PROBLEM REQUIREMENTS
Copy the rows between the one containing "Detect and localize" and the one containing "x-tick-label: 16KB xyxy=(255,657,283,669)", inclusive, renaming "write-data-point" to "write-marker" and keeping everything else the same. Leave the pictures out of your answer.

MATERIAL PROVIDED
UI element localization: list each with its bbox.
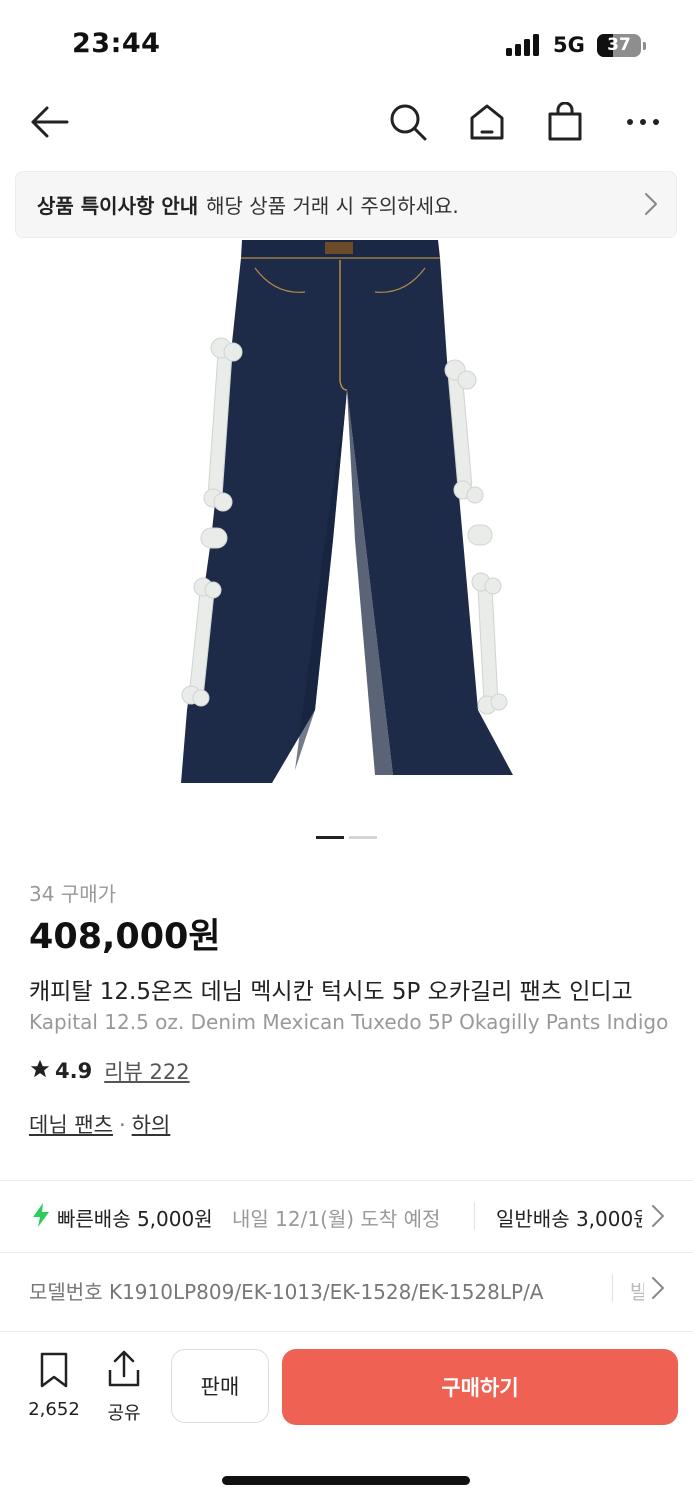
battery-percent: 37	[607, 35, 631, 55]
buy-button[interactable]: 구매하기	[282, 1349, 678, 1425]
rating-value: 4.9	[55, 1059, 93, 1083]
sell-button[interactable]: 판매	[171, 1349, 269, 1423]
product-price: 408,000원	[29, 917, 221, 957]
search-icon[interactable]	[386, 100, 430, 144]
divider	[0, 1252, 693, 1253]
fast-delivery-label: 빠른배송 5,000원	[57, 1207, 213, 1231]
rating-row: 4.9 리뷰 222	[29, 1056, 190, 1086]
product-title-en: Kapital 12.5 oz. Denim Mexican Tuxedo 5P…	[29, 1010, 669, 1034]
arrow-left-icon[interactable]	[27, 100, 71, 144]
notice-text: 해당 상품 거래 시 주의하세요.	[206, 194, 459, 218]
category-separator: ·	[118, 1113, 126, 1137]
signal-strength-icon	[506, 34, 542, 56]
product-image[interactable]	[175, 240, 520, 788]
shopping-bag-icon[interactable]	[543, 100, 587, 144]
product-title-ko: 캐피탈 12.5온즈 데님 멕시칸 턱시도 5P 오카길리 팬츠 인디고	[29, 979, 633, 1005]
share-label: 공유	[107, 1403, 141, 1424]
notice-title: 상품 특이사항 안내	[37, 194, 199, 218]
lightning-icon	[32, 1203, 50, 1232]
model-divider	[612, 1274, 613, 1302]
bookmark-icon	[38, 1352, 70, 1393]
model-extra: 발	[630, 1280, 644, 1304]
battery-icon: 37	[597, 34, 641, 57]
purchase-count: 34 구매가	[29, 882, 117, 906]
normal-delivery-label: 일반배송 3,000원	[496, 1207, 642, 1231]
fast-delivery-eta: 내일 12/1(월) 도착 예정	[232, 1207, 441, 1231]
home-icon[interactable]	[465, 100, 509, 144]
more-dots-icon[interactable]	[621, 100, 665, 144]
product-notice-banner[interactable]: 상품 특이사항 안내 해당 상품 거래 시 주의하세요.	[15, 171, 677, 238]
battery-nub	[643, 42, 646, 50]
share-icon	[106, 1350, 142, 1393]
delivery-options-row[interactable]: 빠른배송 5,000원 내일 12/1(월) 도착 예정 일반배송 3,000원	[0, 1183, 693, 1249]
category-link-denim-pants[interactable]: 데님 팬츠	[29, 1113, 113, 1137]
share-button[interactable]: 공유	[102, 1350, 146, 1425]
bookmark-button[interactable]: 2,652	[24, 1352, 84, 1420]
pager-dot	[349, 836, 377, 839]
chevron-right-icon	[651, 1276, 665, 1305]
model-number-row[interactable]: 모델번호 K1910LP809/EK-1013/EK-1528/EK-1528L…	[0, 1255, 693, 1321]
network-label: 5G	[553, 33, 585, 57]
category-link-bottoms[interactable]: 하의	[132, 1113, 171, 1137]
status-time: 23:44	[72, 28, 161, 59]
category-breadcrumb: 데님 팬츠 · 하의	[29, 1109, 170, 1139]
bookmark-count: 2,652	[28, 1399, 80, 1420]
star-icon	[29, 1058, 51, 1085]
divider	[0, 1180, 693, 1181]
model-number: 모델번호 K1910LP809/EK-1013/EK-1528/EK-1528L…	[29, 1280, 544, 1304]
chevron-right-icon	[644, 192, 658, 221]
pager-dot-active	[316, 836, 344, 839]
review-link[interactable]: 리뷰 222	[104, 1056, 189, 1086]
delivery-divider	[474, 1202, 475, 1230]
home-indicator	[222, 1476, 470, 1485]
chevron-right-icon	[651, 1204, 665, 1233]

...

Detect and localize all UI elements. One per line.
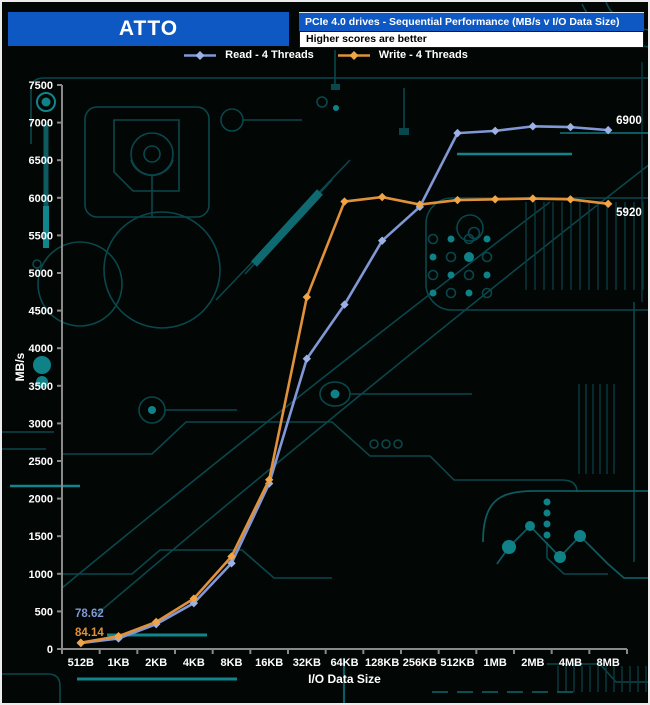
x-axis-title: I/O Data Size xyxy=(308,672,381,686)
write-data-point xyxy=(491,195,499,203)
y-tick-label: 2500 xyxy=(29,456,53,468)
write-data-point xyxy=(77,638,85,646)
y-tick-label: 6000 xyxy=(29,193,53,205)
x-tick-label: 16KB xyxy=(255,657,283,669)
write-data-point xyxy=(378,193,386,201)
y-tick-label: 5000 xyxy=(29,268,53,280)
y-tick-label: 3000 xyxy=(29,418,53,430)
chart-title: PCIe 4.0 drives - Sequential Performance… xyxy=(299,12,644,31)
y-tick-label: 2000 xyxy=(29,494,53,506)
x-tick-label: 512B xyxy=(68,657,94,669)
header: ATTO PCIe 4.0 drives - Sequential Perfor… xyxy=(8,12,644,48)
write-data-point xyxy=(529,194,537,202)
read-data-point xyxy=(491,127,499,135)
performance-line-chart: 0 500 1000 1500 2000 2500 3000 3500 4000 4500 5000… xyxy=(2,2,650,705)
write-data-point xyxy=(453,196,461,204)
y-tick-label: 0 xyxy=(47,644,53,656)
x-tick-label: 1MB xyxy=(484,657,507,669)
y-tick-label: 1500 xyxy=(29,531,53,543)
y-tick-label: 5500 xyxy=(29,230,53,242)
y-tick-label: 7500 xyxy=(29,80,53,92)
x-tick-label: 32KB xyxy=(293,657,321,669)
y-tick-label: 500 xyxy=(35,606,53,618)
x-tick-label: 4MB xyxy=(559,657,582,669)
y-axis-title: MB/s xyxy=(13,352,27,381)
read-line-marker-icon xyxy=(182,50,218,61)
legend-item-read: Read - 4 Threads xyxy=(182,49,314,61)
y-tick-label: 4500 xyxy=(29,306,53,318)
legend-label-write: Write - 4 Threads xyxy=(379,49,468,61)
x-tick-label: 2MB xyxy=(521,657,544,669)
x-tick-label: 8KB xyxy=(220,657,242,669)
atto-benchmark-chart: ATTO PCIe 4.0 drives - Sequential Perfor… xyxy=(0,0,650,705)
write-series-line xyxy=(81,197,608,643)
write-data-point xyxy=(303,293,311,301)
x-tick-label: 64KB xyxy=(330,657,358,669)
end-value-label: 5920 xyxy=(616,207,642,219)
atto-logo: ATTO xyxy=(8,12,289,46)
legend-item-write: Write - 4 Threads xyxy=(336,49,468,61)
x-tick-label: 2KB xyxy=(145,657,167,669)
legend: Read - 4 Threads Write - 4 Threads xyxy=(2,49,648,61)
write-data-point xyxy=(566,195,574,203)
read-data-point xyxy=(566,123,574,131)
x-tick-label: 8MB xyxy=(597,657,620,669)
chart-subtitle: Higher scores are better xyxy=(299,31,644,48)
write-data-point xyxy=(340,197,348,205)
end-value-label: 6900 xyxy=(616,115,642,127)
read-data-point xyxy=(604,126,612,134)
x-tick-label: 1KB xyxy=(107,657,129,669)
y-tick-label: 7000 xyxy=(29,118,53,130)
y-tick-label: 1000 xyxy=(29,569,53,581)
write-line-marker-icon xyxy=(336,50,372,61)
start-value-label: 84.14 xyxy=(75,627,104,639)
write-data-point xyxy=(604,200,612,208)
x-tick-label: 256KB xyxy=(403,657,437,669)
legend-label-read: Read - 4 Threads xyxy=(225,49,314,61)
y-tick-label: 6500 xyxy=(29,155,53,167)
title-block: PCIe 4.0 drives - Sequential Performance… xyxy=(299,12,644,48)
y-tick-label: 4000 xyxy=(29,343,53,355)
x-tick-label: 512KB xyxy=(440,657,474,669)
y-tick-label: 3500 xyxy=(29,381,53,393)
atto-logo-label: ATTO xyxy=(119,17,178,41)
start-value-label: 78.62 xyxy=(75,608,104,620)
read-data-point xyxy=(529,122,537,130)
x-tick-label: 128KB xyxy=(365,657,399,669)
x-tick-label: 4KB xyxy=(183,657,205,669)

...

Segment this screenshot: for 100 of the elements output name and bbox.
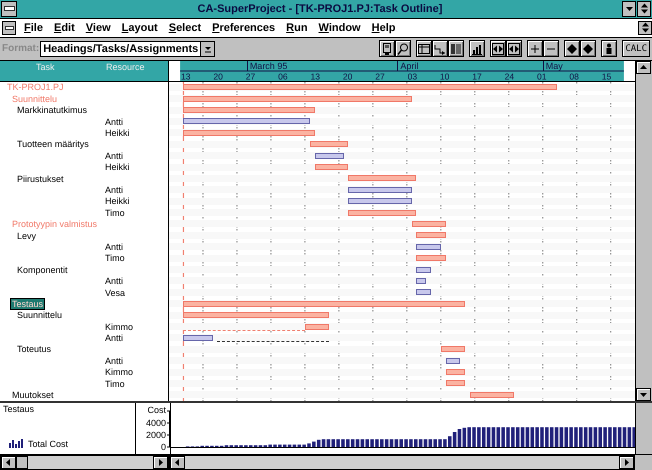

CORRECT RESULT
Detect and localize all UI elements. One per line.
x-axis-title: I/O Data Size xyxy=(308,672,381,686)
write-marker xyxy=(491,195,499,203)
y-tick-label: 2500 xyxy=(29,456,53,468)
write-marker xyxy=(77,638,85,646)
y-tick-label: 6000 xyxy=(29,193,53,205)
x-tick-label: 16KB xyxy=(255,657,283,669)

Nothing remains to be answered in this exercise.